• **Listed entries**
— Begin —
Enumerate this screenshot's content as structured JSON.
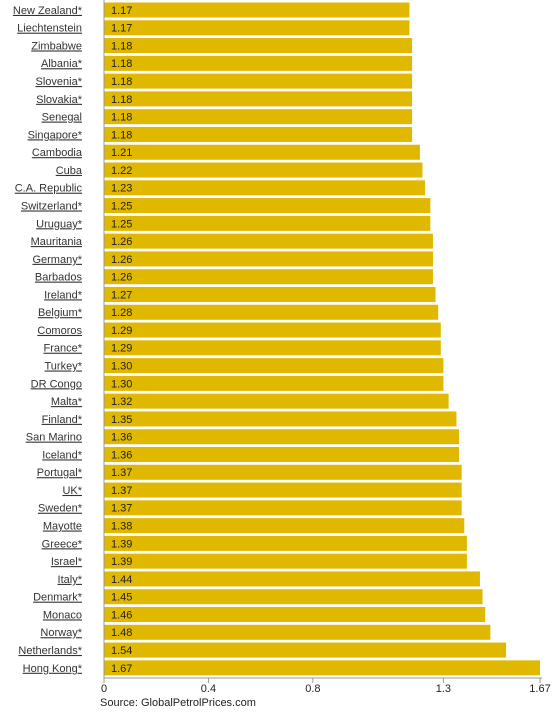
{
  "chart_data": {
    "type": "bar",
    "orientation": "horizontal",
    "categories": [
      "New Zealand*",
      "Liechtenstein",
      "Zimbabwe",
      "Albania*",
      "Slovenia*",
      "Slovakia*",
      "Senegal",
      "Singapore*",
      "Cambodia",
      "Cuba",
      "C.A. Republic",
      "Switzerland*",
      "Uruguay*",
      "Mauritania",
      "Germany*",
      "Barbados",
      "Ireland*",
      "Belgium*",
      "Comoros",
      "France*",
      "Turkey*",
      "DR Congo",
      "Malta*",
      "Finland*",
      "San Marino",
      "Iceland*",
      "Portugal*",
      "UK*",
      "Sweden*",
      "Mayotte",
      "Greece*",
      "Israel*",
      "Italy*",
      "Denmark*",
      "Monaco",
      "Norway*",
      "Netherlands*",
      "Hong Kong*"
    ],
    "values": [
      1.17,
      1.17,
      1.18,
      1.18,
      1.18,
      1.18,
      1.18,
      1.18,
      1.21,
      1.22,
      1.23,
      1.25,
      1.25,
      1.26,
      1.26,
      1.26,
      1.27,
      1.28,
      1.29,
      1.29,
      1.3,
      1.3,
      1.32,
      1.35,
      1.36,
      1.36,
      1.37,
      1.37,
      1.37,
      1.38,
      1.39,
      1.39,
      1.44,
      1.45,
      1.46,
      1.48,
      1.54,
      1.67
    ],
    "value_labels": [
      "1.17",
      "1.17",
      "1.18",
      "1.18",
      "1.18",
      "1.18",
      "1.18",
      "1.18",
      "1.21",
      "1.22",
      "1.23",
      "1.25",
      "1.25",
      "1.26",
      "1.26",
      "1.26",
      "1.27",
      "1.28",
      "1.29",
      "1.29",
      "1.30",
      "1.30",
      "1.32",
      "1.35",
      "1.36",
      "1.36",
      "1.37",
      "1.37",
      "1.37",
      "1.38",
      "1.39",
      "1.39",
      "1.44",
      "1.45",
      "1.46",
      "1.48",
      "1.54",
      "1.67"
    ],
    "color": "#e0b800",
    "xlim": [
      0,
      1.67
    ],
    "xticks": [
      0,
      0.4,
      0.8,
      1.3,
      1.67
    ],
    "source": "Source: GlobalPetrolPrices.com"
  }
}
— End —
• **Work to do**
Reproduce every record word for word. The copy must contain no pictures.

• **Response**
Enumerate this screenshot's content as structured JSON.
{
  "chart_data": {
    "type": "bar",
    "orientation": "horizontal",
    "categories": [
      "New Zealand*",
      "Liechtenstein",
      "Zimbabwe",
      "Albania*",
      "Slovenia*",
      "Slovakia*",
      "Senegal",
      "Singapore*",
      "Cambodia",
      "Cuba",
      "C.A. Republic",
      "Switzerland*",
      "Uruguay*",
      "Mauritania",
      "Germany*",
      "Barbados",
      "Ireland*",
      "Belgium*",
      "Comoros",
      "France*",
      "Turkey*",
      "DR Congo",
      "Malta*",
      "Finland*",
      "San Marino",
      "Iceland*",
      "Portugal*",
      "UK*",
      "Sweden*",
      "Mayotte",
      "Greece*",
      "Israel*",
      "Italy*",
      "Denmark*",
      "Monaco",
      "Norway*",
      "Netherlands*",
      "Hong Kong*"
    ],
    "values": [
      1.17,
      1.17,
      1.18,
      1.18,
      1.18,
      1.18,
      1.18,
      1.18,
      1.21,
      1.22,
      1.23,
      1.25,
      1.25,
      1.26,
      1.26,
      1.26,
      1.27,
      1.28,
      1.29,
      1.29,
      1.3,
      1.3,
      1.32,
      1.35,
      1.36,
      1.36,
      1.37,
      1.37,
      1.37,
      1.38,
      1.39,
      1.39,
      1.44,
      1.45,
      1.46,
      1.48,
      1.54,
      1.67
    ],
    "value_labels": [
      "1.17",
      "1.17",
      "1.18",
      "1.18",
      "1.18",
      "1.18",
      "1.18",
      "1.18",
      "1.21",
      "1.22",
      "1.23",
      "1.25",
      "1.25",
      "1.26",
      "1.26",
      "1.26",
      "1.27",
      "1.28",
      "1.29",
      "1.29",
      "1.30",
      "1.30",
      "1.32",
      "1.35",
      "1.36",
      "1.36",
      "1.37",
      "1.37",
      "1.37",
      "1.38",
      "1.39",
      "1.39",
      "1.44",
      "1.45",
      "1.46",
      "1.48",
      "1.54",
      "1.67"
    ],
    "color": "#e0b800",
    "xlim": [
      0,
      1.67
    ],
    "xticks": [
      0,
      0.4,
      0.8,
      1.3,
      1.67
    ],
    "source": "Source: GlobalPetrolPrices.com"
  }
}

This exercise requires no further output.